_DO THIS_
Each line that holds the word "finger" is to be identified and copied.

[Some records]
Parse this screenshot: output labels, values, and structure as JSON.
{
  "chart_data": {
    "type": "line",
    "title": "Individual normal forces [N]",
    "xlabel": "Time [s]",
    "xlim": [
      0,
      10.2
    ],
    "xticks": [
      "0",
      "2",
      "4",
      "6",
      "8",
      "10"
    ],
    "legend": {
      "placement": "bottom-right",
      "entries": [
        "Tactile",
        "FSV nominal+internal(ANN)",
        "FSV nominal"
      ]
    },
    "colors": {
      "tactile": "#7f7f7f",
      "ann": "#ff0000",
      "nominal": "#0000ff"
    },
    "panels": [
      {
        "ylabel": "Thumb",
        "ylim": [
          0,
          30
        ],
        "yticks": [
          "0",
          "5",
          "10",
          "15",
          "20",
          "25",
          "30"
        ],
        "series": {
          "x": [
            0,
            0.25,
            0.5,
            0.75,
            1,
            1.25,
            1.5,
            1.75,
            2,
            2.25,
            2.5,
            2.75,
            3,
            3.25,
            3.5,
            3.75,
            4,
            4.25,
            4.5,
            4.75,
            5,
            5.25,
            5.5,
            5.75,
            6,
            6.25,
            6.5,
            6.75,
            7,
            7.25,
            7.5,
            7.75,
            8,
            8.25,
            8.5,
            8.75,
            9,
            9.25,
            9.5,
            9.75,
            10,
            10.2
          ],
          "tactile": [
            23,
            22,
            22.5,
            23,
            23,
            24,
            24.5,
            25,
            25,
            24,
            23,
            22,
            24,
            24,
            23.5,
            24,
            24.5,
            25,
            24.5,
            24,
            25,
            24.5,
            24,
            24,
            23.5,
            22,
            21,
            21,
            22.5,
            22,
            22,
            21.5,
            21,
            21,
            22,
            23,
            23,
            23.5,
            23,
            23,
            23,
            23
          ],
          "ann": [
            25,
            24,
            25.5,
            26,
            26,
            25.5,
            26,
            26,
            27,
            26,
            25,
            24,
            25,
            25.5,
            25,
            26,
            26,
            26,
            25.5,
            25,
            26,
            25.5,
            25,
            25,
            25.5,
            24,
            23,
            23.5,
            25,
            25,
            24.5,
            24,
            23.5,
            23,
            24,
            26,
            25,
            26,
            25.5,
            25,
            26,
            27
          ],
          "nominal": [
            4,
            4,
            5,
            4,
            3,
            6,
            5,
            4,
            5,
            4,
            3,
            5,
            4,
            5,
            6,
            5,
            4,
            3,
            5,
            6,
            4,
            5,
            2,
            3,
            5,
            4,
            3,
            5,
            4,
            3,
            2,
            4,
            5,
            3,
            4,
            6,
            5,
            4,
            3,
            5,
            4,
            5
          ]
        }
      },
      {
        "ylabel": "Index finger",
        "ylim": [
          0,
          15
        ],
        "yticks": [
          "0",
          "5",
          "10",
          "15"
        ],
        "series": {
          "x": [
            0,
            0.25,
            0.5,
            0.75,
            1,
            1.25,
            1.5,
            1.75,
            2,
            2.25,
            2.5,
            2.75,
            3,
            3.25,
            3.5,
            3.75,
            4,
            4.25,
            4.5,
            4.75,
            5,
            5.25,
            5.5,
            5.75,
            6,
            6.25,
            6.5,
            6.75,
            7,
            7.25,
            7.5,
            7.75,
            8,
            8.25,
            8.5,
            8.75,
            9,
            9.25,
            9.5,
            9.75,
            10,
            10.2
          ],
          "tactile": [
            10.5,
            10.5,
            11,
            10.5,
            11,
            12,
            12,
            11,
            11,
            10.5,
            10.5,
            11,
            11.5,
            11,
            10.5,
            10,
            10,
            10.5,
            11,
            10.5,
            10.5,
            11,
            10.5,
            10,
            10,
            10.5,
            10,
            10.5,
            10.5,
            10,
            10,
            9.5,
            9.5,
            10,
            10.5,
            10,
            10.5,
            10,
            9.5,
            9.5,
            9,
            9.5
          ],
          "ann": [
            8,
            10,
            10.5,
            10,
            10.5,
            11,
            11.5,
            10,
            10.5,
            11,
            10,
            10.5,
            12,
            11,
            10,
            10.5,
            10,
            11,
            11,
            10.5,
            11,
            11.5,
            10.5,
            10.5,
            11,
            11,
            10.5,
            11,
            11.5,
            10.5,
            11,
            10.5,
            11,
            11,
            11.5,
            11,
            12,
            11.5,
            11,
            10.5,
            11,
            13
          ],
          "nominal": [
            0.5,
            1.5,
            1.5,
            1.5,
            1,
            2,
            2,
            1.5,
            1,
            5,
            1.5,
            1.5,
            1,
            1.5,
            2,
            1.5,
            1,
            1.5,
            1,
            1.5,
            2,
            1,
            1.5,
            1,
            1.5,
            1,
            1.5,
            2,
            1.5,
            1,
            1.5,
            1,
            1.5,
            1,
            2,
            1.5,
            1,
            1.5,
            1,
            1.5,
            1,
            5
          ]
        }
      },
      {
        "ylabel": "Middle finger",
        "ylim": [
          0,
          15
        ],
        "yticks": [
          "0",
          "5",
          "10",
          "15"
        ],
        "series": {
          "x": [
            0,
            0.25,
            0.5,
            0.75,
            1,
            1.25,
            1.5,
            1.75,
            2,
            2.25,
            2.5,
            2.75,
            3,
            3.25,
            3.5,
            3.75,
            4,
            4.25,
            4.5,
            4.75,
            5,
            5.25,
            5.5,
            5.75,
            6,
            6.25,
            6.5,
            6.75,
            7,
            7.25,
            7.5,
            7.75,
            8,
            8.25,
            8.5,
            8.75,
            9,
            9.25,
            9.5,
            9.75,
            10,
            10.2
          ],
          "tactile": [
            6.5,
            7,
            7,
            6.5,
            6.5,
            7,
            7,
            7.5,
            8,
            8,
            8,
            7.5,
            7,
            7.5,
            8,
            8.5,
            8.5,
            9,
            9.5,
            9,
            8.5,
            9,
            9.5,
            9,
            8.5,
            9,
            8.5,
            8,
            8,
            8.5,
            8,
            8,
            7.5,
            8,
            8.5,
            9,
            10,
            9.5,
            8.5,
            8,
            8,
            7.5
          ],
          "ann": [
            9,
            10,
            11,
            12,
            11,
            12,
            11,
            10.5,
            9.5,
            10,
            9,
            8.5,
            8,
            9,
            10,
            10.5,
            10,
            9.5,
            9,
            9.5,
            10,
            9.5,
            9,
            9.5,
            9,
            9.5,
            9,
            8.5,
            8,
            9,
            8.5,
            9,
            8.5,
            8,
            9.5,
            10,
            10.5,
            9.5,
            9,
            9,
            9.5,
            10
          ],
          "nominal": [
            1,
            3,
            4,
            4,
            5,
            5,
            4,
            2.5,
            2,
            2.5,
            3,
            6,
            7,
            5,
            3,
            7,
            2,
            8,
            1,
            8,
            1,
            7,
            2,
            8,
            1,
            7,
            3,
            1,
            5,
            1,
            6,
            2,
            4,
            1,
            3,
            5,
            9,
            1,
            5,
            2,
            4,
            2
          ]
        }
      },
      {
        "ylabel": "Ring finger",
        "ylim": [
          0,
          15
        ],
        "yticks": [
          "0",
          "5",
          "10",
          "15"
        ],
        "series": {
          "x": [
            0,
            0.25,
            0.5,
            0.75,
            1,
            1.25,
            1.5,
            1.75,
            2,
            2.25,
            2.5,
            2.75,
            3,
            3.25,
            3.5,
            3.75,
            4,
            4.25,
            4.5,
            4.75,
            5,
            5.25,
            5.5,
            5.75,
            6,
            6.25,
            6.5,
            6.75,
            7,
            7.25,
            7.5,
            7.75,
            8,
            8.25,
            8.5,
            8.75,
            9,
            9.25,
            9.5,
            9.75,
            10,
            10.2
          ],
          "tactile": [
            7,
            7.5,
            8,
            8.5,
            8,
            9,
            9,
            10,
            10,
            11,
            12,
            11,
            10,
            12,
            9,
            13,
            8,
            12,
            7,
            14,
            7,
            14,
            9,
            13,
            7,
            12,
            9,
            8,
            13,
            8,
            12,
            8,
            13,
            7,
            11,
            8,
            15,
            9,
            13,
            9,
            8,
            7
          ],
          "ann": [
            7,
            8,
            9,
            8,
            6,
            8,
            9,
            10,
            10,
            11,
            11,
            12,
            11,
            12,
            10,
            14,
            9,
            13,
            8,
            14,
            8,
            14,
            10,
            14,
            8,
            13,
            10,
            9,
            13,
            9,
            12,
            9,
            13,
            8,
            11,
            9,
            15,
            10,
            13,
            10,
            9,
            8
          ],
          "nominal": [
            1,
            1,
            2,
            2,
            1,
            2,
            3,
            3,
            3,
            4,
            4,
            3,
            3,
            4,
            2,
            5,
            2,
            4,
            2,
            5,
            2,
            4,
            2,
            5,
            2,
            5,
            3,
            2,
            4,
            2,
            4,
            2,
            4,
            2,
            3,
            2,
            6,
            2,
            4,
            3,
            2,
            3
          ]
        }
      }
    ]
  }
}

_SOLUTION TO THIS PROBLEM_
        "ylabel": "Index finger",
        "ylabel": "Middle finger",
        "ylabel": "Ring finger",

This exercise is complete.